(Structured figure records)
>> Start
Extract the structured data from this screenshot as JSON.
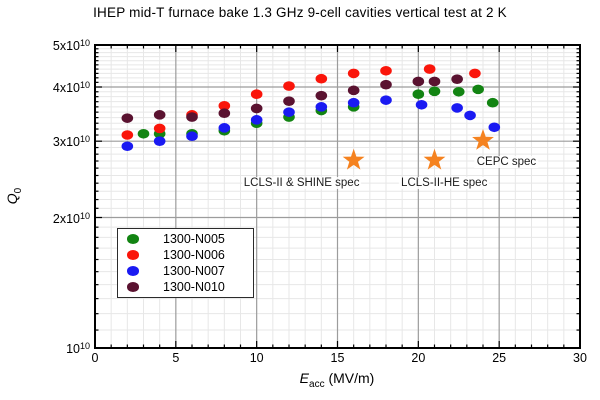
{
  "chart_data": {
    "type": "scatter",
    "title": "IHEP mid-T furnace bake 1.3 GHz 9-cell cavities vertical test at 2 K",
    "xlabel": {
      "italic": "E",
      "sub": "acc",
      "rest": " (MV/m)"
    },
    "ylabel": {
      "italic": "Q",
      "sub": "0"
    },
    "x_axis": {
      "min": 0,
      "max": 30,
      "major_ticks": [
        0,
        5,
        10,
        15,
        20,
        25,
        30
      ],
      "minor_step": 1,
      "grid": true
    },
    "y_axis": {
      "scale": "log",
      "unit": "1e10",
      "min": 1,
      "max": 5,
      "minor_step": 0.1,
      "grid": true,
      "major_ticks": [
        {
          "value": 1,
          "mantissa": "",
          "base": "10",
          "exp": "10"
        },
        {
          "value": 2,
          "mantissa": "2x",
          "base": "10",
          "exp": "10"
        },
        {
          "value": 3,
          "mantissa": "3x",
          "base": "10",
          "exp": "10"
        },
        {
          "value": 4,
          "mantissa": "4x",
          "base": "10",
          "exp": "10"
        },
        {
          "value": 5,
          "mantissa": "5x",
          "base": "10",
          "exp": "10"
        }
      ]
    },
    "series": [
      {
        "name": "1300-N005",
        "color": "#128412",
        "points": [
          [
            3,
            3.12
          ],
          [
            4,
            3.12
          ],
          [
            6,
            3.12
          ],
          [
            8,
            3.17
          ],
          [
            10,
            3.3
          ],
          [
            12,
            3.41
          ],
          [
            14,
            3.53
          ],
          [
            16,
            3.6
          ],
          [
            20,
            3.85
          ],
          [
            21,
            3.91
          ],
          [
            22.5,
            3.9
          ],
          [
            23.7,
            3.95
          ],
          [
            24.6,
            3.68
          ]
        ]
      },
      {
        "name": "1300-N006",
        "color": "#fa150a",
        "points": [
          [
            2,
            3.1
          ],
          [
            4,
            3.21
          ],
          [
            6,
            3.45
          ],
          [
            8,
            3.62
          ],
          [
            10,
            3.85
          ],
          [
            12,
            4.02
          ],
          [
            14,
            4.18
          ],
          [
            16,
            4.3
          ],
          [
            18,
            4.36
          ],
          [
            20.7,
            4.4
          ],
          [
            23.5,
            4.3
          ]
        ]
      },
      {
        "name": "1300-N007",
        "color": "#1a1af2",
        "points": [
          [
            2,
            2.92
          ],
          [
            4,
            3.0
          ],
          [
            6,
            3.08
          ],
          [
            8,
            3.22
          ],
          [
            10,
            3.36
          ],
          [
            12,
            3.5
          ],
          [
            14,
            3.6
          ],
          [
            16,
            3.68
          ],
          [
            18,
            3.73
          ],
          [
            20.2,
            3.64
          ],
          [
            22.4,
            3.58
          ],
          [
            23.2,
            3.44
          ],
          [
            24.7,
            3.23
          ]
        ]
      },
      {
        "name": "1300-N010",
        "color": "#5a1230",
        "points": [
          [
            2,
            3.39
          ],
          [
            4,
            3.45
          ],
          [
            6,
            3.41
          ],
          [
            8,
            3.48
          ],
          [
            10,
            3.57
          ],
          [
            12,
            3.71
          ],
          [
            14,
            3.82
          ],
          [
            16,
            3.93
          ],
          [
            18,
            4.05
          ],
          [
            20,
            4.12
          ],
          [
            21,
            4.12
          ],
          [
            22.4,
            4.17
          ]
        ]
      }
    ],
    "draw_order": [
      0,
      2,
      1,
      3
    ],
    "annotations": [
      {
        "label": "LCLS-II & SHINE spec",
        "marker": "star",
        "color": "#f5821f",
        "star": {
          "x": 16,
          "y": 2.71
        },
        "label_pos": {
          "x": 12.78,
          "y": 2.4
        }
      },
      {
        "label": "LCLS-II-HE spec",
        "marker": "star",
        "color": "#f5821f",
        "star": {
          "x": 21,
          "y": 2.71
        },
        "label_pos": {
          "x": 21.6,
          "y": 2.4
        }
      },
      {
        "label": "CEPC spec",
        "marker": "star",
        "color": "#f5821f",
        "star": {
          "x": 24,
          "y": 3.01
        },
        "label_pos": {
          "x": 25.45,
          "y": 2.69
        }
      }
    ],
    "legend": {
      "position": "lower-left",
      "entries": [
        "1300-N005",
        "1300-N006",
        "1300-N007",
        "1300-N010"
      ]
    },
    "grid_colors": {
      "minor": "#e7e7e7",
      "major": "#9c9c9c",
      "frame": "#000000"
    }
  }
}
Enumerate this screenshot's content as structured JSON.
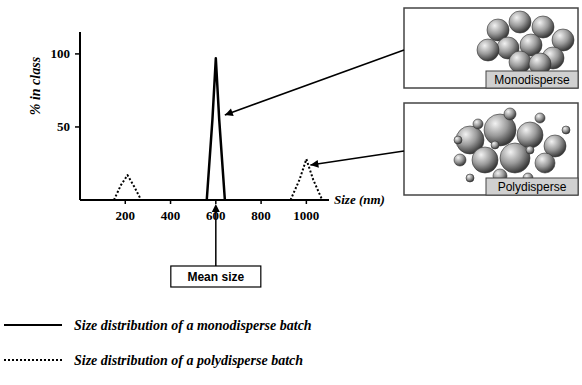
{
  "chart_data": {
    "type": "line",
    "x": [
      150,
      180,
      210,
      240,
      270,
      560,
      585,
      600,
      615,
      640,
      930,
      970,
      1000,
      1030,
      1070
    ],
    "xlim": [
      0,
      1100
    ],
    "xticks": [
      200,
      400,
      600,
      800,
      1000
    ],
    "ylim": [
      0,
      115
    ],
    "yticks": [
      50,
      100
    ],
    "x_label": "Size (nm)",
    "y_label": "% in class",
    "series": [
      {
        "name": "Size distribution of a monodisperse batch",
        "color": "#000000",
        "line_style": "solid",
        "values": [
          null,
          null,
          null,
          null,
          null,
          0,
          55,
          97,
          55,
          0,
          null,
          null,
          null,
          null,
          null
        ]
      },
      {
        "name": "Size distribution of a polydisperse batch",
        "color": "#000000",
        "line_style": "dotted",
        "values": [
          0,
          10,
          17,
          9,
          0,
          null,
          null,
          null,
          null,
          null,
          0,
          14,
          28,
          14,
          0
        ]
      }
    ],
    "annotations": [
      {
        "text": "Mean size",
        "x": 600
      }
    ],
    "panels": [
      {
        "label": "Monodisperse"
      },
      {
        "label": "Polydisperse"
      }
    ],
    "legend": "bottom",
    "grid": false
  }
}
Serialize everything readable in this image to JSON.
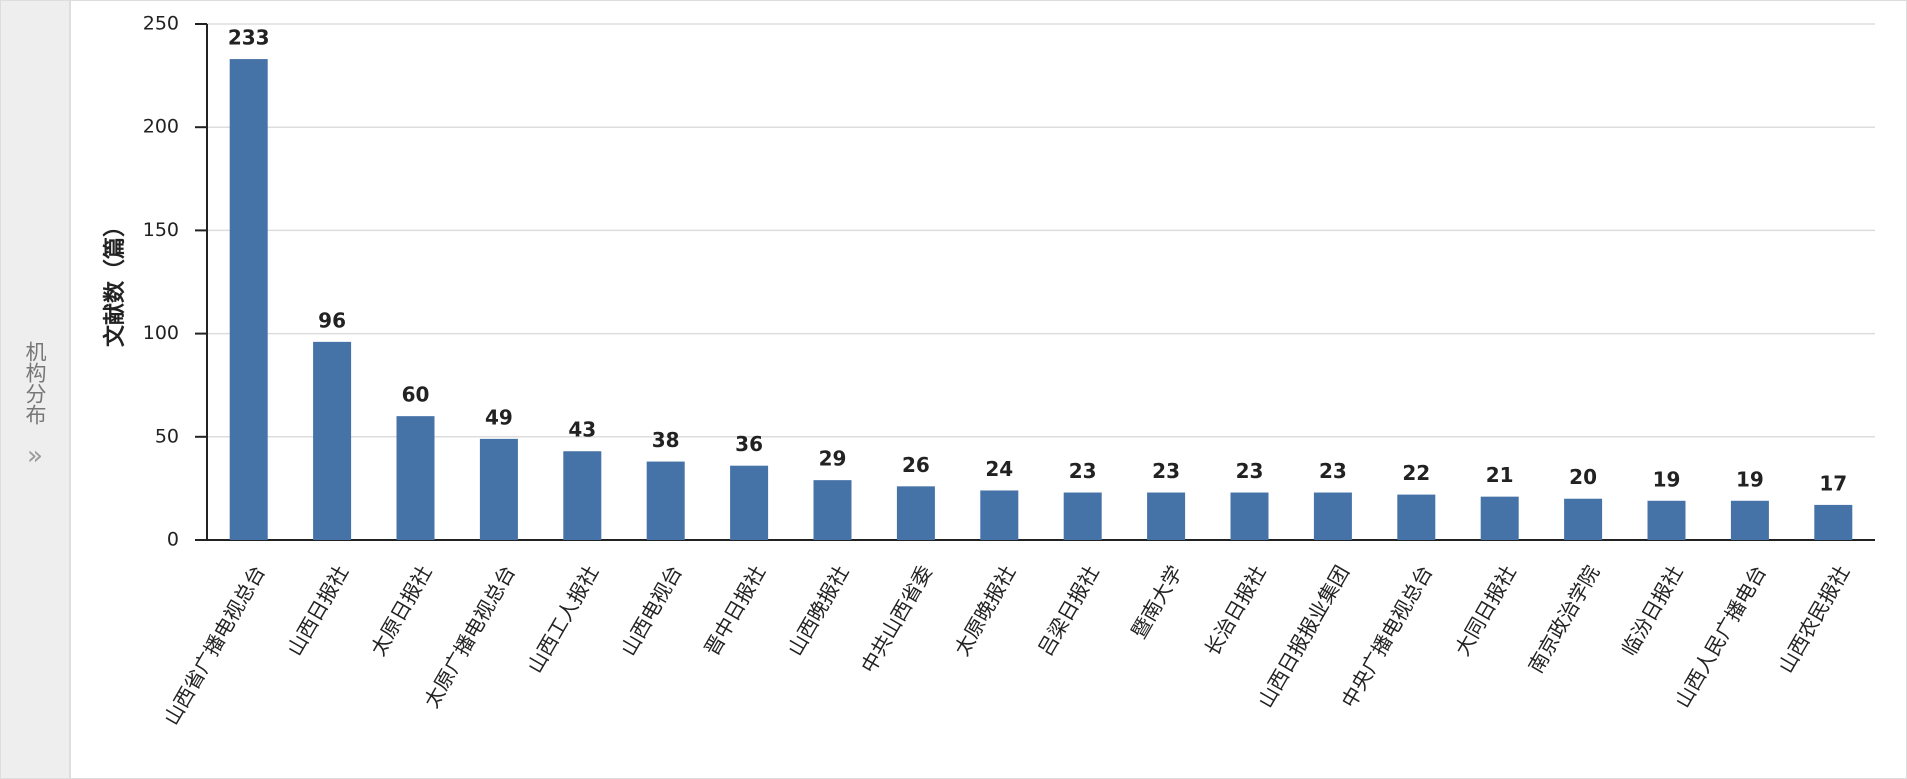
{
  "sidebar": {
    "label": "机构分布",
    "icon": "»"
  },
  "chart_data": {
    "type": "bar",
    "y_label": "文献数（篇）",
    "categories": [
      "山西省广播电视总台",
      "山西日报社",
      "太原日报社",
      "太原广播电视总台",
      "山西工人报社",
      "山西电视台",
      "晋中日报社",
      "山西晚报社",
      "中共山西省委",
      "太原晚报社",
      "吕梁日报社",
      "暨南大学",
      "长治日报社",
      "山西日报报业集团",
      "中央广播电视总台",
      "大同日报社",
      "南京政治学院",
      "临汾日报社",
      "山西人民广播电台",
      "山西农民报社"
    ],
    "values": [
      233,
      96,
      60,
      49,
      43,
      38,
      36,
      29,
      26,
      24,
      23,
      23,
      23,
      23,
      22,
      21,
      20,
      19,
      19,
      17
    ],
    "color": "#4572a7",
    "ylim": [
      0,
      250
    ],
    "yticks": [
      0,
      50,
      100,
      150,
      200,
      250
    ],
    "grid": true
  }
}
>> End
■ **What this task involves**:
Output only the lines running from the line with "Serialize everything readable" through the last line of the entries above, inclusive, with pictures excluded.

■ **Response to the task**:
Serialize everything readable in this image to JSON.
{
  "sidebar": {
    "label": "机构分布",
    "icon": "»"
  },
  "chart_data": {
    "type": "bar",
    "y_label": "文献数（篇）",
    "categories": [
      "山西省广播电视总台",
      "山西日报社",
      "太原日报社",
      "太原广播电视总台",
      "山西工人报社",
      "山西电视台",
      "晋中日报社",
      "山西晚报社",
      "中共山西省委",
      "太原晚报社",
      "吕梁日报社",
      "暨南大学",
      "长治日报社",
      "山西日报报业集团",
      "中央广播电视总台",
      "大同日报社",
      "南京政治学院",
      "临汾日报社",
      "山西人民广播电台",
      "山西农民报社"
    ],
    "values": [
      233,
      96,
      60,
      49,
      43,
      38,
      36,
      29,
      26,
      24,
      23,
      23,
      23,
      23,
      22,
      21,
      20,
      19,
      19,
      17
    ],
    "color": "#4572a7",
    "ylim": [
      0,
      250
    ],
    "yticks": [
      0,
      50,
      100,
      150,
      200,
      250
    ],
    "grid": true
  }
}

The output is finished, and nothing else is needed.